▶
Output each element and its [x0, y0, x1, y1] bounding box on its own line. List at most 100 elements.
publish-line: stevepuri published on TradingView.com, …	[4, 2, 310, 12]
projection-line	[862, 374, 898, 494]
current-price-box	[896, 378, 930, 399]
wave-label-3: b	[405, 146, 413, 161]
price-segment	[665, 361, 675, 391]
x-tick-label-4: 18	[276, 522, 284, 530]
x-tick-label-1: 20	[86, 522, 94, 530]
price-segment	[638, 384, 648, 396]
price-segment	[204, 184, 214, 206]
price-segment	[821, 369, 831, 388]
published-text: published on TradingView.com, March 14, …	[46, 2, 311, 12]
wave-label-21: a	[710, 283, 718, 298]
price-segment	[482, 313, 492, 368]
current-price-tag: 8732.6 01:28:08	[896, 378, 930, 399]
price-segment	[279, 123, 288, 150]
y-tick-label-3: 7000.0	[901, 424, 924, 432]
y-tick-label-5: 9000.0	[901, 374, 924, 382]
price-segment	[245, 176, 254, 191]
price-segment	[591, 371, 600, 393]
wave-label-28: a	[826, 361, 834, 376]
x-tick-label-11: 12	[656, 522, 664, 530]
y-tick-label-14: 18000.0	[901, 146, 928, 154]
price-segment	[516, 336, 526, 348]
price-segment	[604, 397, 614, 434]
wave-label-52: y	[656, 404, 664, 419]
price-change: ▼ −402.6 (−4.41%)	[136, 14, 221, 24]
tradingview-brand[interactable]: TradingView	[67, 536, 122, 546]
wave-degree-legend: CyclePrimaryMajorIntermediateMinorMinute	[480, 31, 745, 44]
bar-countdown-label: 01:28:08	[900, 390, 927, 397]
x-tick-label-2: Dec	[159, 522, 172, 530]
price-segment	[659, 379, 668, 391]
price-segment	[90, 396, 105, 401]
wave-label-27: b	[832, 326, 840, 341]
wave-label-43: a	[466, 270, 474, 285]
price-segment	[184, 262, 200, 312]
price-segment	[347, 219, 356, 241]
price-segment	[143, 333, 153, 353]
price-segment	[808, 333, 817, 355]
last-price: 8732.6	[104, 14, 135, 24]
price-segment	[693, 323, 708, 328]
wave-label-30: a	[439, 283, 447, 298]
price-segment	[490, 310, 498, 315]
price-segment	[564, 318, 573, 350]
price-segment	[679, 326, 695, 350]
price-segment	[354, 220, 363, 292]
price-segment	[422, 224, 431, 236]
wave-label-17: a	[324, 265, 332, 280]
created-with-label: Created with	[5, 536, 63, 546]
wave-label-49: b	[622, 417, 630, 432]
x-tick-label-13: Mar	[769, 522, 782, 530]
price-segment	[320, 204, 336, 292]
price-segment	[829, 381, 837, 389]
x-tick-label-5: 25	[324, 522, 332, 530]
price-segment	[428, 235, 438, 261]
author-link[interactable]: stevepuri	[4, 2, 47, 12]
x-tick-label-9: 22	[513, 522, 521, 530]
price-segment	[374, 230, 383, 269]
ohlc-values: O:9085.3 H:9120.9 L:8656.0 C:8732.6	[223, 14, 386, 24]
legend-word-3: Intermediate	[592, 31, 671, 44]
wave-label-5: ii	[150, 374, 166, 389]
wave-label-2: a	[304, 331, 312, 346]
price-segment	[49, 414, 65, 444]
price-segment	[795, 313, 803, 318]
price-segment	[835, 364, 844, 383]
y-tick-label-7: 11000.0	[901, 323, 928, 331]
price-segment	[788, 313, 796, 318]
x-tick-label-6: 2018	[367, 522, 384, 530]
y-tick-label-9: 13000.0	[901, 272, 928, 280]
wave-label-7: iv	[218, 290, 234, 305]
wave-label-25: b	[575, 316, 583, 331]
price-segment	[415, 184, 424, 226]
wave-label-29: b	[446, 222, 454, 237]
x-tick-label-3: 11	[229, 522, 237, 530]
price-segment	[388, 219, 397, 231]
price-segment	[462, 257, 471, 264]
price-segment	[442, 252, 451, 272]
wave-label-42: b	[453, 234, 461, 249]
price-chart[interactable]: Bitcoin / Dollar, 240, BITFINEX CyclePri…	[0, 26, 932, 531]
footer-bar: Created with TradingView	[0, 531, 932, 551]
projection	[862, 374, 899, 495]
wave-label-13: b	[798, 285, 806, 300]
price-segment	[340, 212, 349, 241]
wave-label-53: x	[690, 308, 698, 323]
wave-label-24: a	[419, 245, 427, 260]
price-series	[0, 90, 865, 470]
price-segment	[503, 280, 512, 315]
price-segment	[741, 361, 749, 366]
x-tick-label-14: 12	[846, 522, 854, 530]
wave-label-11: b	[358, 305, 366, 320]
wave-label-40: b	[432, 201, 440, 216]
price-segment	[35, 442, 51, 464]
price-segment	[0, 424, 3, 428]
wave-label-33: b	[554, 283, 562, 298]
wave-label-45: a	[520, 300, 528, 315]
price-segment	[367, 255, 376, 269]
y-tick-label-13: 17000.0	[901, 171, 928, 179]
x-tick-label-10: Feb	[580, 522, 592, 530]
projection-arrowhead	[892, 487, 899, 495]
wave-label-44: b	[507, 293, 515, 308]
◀
*Exercise aim*.
Can you format the whole listing above as a JSON list of strings, with one string per line and blank lines left out?

*Solution for this exercise*.
[
  "Output each element and its [x0, y0, x1, y1] bounding box on its own line. List at most 100 elements.",
  "publish-line: stevepuri published on TradingView.com, …\t[4, 2, 310, 12]",
  "projection-line\t[862, 374, 898, 494]",
  "current-price-box\t[896, 378, 930, 399]",
  "wave-label-3: b\t[405, 146, 413, 161]",
  "price-segment\t[665, 361, 675, 391]",
  "x-tick-label-4: 18\t[276, 522, 284, 530]",
  "x-tick-label-1: 20\t[86, 522, 94, 530]",
  "price-segment\t[638, 384, 648, 396]",
  "price-segment\t[204, 184, 214, 206]",
  "price-segment\t[821, 369, 831, 388]",
  "published-text: published on TradingView.com, March 14, …\t[46, 2, 311, 12]",
  "wave-label-21: a\t[710, 283, 718, 298]",
  "price-segment\t[482, 313, 492, 368]",
  "current-price-tag: 8732.6 01:28:08\t[896, 378, 930, 399]",
  "price-segment\t[279, 123, 288, 150]",
  "y-tick-label-3: 7000.0\t[901, 424, 924, 432]",
  "y-tick-label-5: 9000.0\t[901, 374, 924, 382]",
  "price-segment\t[245, 176, 254, 191]",
  "price-segment\t[591, 371, 600, 393]",
  "wave-label-28: a\t[826, 361, 834, 376]",
  "x-tick-label-11: 12\t[656, 522, 664, 530]",
  "y-tick-label-14: 18000.0\t[901, 146, 928, 154]",
  "price-segment\t[516, 336, 526, 348]",
  "price-segment\t[604, 397, 614, 434]",
  "wave-label-52: y\t[656, 404, 664, 419]",
  "price-change: ▼ −402.6 (−4.41%)\t[136, 14, 221, 24]",
  "tradingview-brand[interactable]: TradingView\t[67, 536, 122, 546]",
  "wave-degree-legend: CyclePrimaryMajorIntermediateMinorMinute\t[480, 31, 745, 44]",
  "bar-countdown-label: 01:28:08\t[900, 390, 927, 397]",
  "x-tick-label-2: Dec\t[159, 522, 172, 530]",
  "price-segment\t[659, 379, 668, 391]",
  "price-segment\t[90, 396, 105, 401]",
  "wave-label-27: b\t[832, 326, 840, 341]",
  "wave-label-43: a\t[466, 270, 474, 285]",
  "price-segment\t[184, 262, 200, 312]",
  "price-segment\t[347, 219, 356, 241]",
  "price-segment\t[143, 333, 153, 353]",
  "price-segment\t[808, 333, 817, 355]",
  "last-price: 8732.6\t[104, 14, 135, 24]",
  "price-segment\t[693, 323, 708, 328]",
  "wave-label-30: a\t[439, 283, 447, 298]",
  "price-segment\t[490, 310, 498, 315]",
  "price-segment\t[564, 318, 573, 350]",
  "price-segment\t[679, 326, 695, 350]",
  "price-segment\t[354, 220, 363, 292]",
  "price-segment\t[422, 224, 431, 236]",
  "wave-label-17: a\t[324, 265, 332, 280]",
  "created-with-label: Created with\t[5, 536, 63, 546]",
  "wave-label-49: b\t[622, 417, 630, 432]",
  "x-tick-label-13: Mar\t[769, 522, 782, 530]",
  "price-segment\t[320, 204, 336, 292]",
  "price-segment\t[829, 381, 837, 389]",
  "x-tick-label-5: 25\t[324, 522, 332, 530]",
  "price-segment\t[428, 235, 438, 261]",
  "author-link[interactable]: stevepuri\t[4, 2, 47, 12]",
  "x-tick-label-9: 22\t[513, 522, 521, 530]",
  "price-segment\t[374, 230, 383, 269]",
  "ohlc-values: O:9085.3 H:9120.9 L:8656.0 C:8732.6\t[223, 14, 386, 24]",
  "legend-word-3: Intermediate\t[592, 31, 671, 44]",
  "wave-label-5: ii\t[150, 374, 166, 389]",
  "wave-label-2: a\t[304, 331, 312, 346]",
  "price-segment\t[49, 414, 65, 444]",
  "price-segment\t[795, 313, 803, 318]",
  "price-segment\t[835, 364, 844, 383]",
  "y-tick-label-7: 11000.0\t[901, 323, 928, 331]",
  "price-segment\t[788, 313, 796, 318]",
  "x-tick-label-6: 2018\t[367, 522, 384, 530]",
  "y-tick-label-9: 13000.0\t[901, 272, 928, 280]",
  "wave-label-7: iv\t[218, 290, 234, 305]",
  "wave-label-25: b\t[575, 316, 583, 331]",
  "price-segment\t[415, 184, 424, 226]",
  "wave-label-29: b\t[446, 222, 454, 237]",
  "x-tick-label-3: 11\t[229, 522, 237, 530]",
  "price-segment\t[388, 219, 397, 231]",
  "price-segment\t[462, 257, 471, 264]",
  "price-segment\t[442, 252, 451, 272]",
  "wave-label-42: b\t[453, 234, 461, 249]",
  "price-chart[interactable]: Bitcoin / Dollar, 240, BITFINEX CyclePri…\t[0, 26, 932, 531]",
  "footer-bar: Created with TradingView\t[0, 531, 932, 551]",
  "projection\t[862, 374, 899, 495]",
  "wave-label-13: b\t[798, 285, 806, 300]",
  "price-segment\t[340, 212, 349, 241]",
  "wave-label-53: x\t[690, 308, 698, 323]",
  "wave-label-24: a\t[419, 245, 427, 260]",
  "price-series\t[0, 90, 865, 470]",
  "price-segment\t[503, 280, 512, 315]",
  "price-segment\t[741, 361, 749, 366]",
  "x-tick-label-14: 12\t[846, 522, 854, 530]",
  "wave-label-11: b\t[358, 305, 366, 320]",
  "wave-label-40: b\t[432, 201, 440, 216]",
  "price-segment\t[35, 442, 51, 464]",
  "price-segment\t[0, 424, 3, 428]",
  "wave-label-33: b\t[554, 283, 562, 298]",
  "wave-label-45: a\t[520, 300, 528, 315]",
  "price-segment\t[367, 255, 376, 269]",
  "y-tick-label-13: 17000.0\t[901, 171, 928, 179]",
  "x-tick-label-10: Feb\t[580, 522, 592, 530]",
  "projection-arrowhead\t[892, 487, 899, 495]",
  "wave-label-44: b\t[507, 293, 515, 308]"
]